## RAW RECORDS
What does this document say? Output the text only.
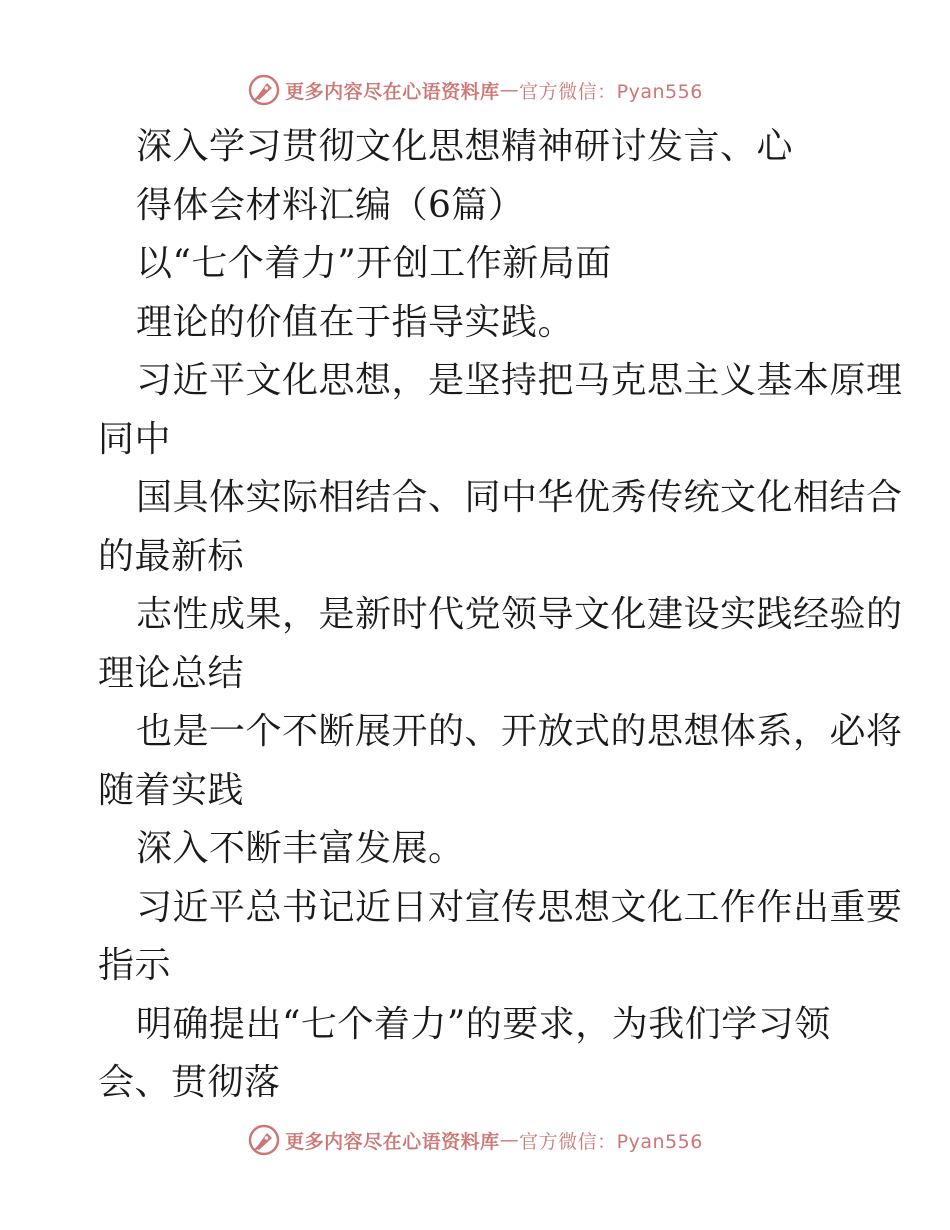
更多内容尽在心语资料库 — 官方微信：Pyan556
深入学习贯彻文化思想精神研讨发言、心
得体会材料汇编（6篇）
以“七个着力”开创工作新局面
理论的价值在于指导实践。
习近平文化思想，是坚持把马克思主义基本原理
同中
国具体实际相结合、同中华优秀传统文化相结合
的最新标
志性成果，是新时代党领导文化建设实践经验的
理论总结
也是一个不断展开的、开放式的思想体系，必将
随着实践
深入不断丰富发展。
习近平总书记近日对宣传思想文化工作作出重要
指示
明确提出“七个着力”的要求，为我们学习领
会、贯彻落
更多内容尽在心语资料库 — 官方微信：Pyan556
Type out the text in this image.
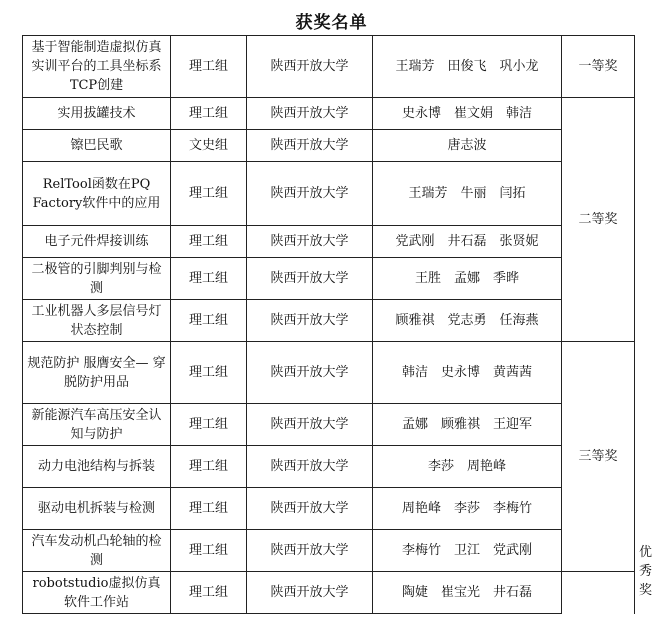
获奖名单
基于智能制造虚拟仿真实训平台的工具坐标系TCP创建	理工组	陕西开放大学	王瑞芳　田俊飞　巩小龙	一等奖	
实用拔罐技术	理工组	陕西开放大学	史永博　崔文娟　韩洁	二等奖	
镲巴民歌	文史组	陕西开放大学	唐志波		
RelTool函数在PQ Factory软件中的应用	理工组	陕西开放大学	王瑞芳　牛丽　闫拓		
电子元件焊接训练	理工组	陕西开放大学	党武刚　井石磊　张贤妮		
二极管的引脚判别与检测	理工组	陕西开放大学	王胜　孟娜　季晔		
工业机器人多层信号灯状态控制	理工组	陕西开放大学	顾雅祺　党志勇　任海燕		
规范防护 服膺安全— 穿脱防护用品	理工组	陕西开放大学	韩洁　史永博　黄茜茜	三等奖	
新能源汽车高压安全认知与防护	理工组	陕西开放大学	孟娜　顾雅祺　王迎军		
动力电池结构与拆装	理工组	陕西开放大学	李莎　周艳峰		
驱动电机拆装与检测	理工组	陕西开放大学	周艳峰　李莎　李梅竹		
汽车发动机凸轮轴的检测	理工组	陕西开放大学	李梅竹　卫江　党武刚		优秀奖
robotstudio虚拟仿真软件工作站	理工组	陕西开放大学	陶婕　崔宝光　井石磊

## WHAT IS EXPECTED
Extract all lines from the material above that include the word "text".

## TASK OUTPUT
What does this document say? Output the text only.
Type out the text in this image.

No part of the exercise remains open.